### Stored entries
____

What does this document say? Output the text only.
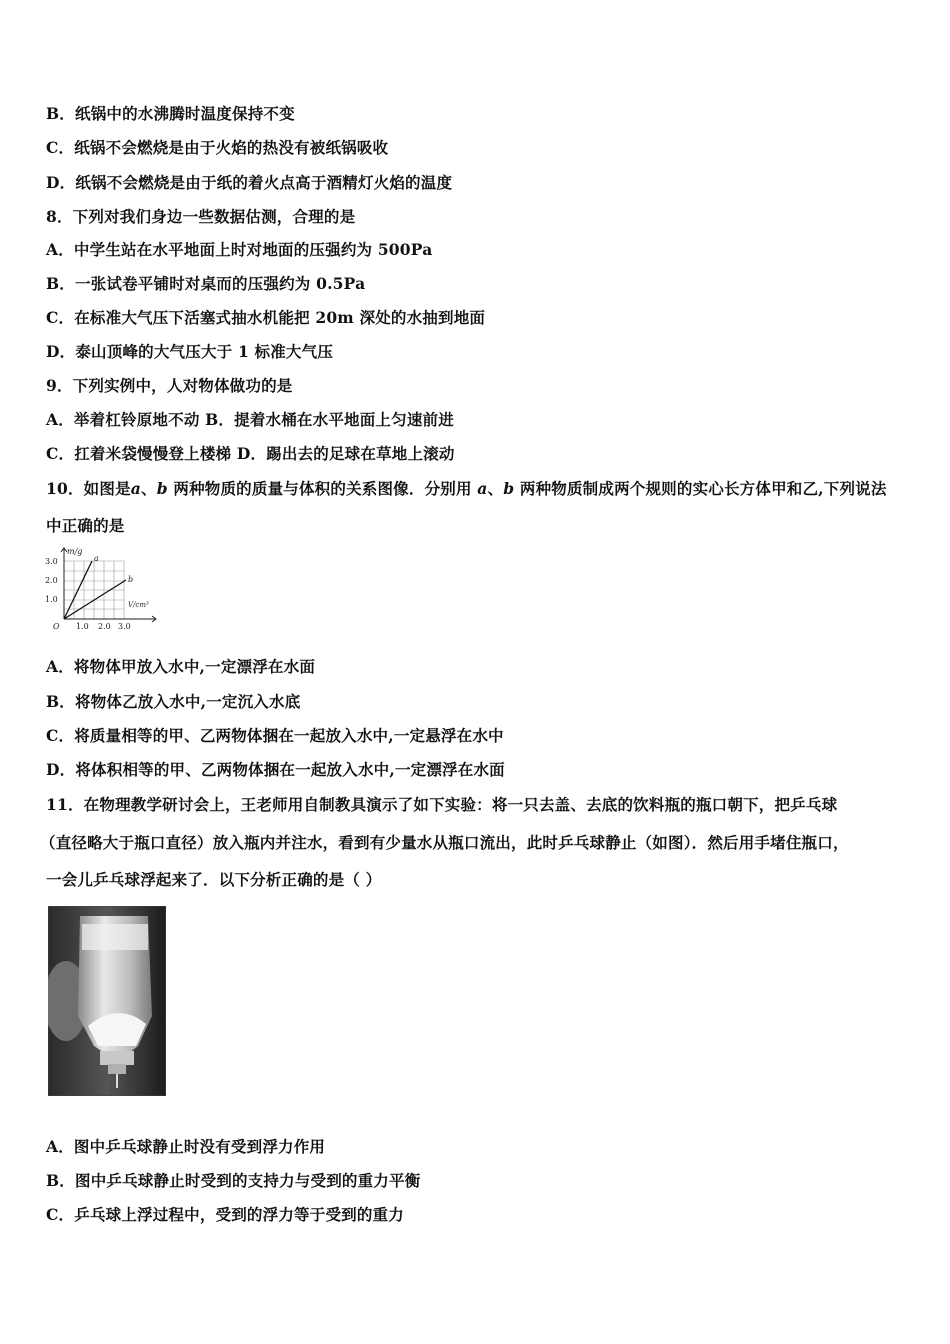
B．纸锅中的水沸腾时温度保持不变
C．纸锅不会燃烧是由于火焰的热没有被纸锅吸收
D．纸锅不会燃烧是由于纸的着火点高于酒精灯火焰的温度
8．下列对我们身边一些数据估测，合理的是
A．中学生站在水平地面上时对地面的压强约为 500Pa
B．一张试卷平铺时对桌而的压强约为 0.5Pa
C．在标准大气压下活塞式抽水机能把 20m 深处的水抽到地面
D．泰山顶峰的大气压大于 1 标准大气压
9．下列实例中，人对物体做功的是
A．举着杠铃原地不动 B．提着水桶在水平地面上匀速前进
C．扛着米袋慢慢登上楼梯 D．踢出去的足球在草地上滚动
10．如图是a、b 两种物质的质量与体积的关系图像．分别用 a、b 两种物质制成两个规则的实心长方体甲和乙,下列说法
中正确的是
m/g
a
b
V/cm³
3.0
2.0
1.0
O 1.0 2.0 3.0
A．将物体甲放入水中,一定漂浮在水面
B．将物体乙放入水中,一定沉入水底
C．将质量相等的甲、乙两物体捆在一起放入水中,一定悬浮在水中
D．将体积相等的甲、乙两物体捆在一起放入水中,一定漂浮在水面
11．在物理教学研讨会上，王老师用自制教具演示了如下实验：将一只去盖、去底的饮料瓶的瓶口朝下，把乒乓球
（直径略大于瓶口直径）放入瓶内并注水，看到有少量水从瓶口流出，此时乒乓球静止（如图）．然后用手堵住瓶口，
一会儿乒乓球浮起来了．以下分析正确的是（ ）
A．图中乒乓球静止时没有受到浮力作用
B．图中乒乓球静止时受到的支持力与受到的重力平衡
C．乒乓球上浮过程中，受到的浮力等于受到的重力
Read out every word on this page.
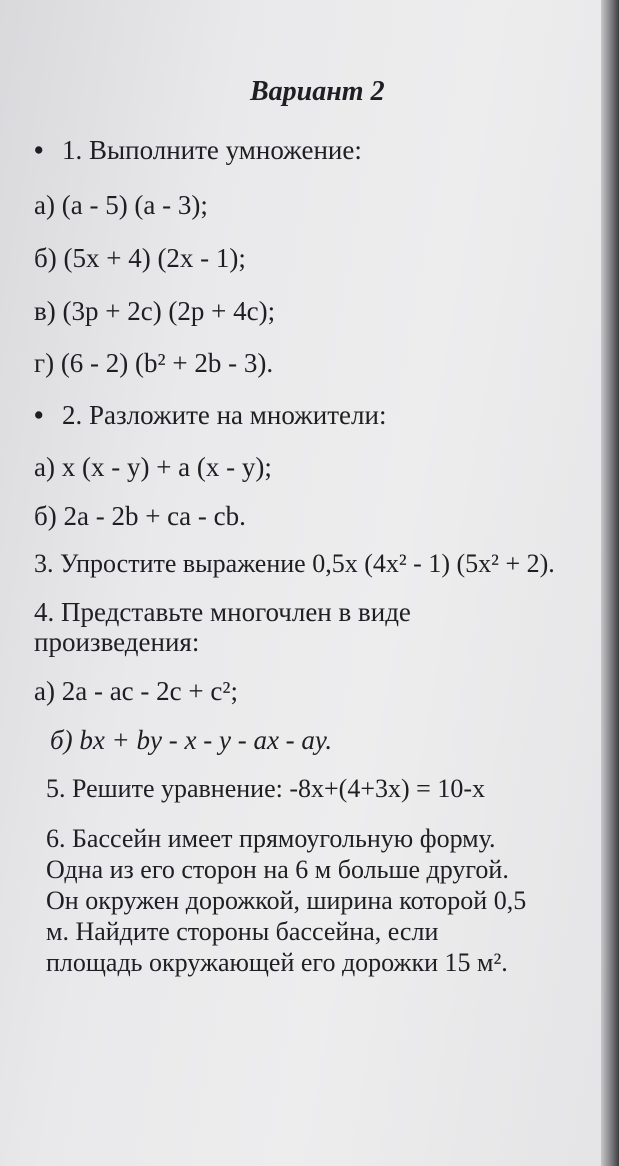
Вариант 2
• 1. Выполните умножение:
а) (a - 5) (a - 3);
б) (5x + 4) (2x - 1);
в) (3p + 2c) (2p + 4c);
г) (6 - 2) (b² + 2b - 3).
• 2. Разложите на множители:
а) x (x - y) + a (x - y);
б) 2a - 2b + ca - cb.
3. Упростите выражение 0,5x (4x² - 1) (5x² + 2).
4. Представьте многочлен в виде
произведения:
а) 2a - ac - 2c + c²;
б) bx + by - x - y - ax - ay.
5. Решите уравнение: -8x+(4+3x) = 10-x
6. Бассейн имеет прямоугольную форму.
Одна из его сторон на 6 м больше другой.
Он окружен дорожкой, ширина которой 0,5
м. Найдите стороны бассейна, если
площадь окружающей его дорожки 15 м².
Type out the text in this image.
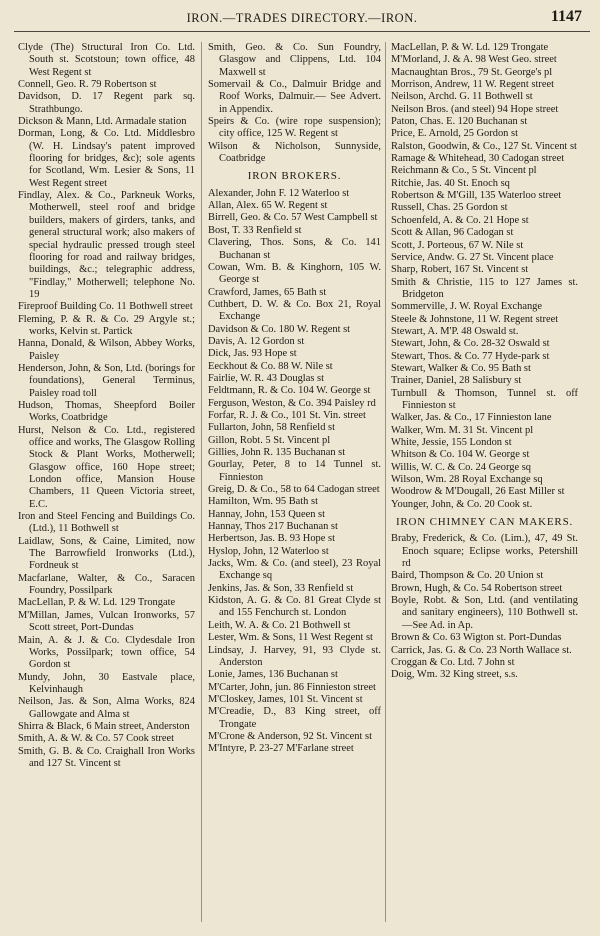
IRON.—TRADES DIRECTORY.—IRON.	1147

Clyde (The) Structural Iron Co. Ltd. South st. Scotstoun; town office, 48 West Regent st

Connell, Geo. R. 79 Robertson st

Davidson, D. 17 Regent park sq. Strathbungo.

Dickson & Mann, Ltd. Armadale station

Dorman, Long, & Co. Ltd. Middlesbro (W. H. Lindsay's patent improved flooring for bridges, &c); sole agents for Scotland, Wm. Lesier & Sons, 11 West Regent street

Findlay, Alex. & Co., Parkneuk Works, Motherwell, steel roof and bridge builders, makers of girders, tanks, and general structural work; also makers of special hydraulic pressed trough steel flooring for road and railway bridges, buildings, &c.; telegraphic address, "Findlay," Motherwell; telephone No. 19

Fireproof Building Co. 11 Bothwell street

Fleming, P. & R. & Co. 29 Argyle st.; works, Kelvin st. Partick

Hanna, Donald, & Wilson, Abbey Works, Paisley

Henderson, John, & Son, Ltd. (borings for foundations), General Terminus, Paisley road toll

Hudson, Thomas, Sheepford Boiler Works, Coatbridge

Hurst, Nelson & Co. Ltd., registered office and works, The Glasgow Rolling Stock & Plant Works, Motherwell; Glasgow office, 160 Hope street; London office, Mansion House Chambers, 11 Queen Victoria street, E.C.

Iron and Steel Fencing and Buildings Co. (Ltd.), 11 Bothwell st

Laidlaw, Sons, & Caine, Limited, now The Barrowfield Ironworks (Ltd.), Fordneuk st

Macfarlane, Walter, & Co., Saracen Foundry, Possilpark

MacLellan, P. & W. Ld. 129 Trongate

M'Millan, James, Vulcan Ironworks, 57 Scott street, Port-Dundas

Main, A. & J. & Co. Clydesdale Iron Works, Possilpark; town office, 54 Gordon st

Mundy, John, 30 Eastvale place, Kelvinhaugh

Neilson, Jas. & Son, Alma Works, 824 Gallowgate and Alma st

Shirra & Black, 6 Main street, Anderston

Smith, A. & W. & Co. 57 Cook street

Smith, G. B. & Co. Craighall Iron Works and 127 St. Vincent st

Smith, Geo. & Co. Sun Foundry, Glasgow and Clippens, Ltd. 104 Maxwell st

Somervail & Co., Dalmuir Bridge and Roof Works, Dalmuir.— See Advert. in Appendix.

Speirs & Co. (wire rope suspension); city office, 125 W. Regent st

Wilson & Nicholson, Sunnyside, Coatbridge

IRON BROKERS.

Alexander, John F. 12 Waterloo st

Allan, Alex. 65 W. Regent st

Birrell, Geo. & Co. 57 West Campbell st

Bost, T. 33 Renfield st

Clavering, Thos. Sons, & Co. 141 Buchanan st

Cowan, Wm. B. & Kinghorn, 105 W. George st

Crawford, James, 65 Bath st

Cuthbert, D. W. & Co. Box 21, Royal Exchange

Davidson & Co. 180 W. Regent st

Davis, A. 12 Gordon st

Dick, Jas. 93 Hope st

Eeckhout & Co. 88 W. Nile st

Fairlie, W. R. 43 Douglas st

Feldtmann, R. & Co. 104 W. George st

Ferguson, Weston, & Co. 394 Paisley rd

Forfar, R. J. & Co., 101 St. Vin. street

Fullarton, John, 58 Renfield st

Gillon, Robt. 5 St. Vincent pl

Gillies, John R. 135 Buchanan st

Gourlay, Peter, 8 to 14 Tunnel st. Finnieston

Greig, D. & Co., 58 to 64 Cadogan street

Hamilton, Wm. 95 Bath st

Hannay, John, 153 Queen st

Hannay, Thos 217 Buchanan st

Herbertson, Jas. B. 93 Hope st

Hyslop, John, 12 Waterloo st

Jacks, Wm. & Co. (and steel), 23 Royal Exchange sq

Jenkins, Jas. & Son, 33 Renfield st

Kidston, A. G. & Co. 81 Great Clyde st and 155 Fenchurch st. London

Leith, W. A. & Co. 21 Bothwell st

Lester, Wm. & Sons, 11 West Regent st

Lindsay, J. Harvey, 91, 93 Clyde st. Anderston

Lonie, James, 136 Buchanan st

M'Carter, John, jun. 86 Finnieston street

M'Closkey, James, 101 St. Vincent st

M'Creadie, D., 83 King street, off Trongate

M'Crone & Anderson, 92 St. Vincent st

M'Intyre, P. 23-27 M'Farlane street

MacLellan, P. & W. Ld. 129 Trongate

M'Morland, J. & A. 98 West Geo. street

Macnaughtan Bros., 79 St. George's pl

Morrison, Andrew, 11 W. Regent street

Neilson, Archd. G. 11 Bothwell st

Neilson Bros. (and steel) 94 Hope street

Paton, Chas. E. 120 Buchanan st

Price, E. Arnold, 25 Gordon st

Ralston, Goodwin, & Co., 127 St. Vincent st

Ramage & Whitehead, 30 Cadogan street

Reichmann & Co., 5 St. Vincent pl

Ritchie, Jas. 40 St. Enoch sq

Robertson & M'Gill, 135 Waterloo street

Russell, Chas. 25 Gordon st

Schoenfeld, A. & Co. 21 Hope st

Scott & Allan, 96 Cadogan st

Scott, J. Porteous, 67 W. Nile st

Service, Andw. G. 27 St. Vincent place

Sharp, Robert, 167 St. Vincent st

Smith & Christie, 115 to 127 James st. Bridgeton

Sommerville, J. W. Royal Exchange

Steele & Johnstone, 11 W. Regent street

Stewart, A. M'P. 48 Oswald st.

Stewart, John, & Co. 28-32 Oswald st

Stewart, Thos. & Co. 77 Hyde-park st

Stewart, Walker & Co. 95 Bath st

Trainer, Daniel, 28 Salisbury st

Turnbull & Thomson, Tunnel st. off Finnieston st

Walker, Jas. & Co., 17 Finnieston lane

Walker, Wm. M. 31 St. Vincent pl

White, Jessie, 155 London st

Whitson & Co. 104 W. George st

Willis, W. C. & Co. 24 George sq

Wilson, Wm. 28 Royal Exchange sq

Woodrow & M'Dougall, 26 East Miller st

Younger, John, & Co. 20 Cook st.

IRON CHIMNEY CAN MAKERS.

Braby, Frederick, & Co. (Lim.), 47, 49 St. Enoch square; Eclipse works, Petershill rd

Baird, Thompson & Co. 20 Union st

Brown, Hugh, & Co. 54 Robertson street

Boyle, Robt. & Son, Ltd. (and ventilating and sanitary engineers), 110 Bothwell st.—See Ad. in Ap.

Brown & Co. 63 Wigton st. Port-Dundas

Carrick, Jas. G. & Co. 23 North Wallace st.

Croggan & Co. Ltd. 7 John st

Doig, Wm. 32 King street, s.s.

____

### CHALLENGE
Find the lines above holding the word "Hannay" and show them.

### RESPONSE BELOW
Hannay, John, 153 Queen st
Hannay, Thos 217 Buchanan st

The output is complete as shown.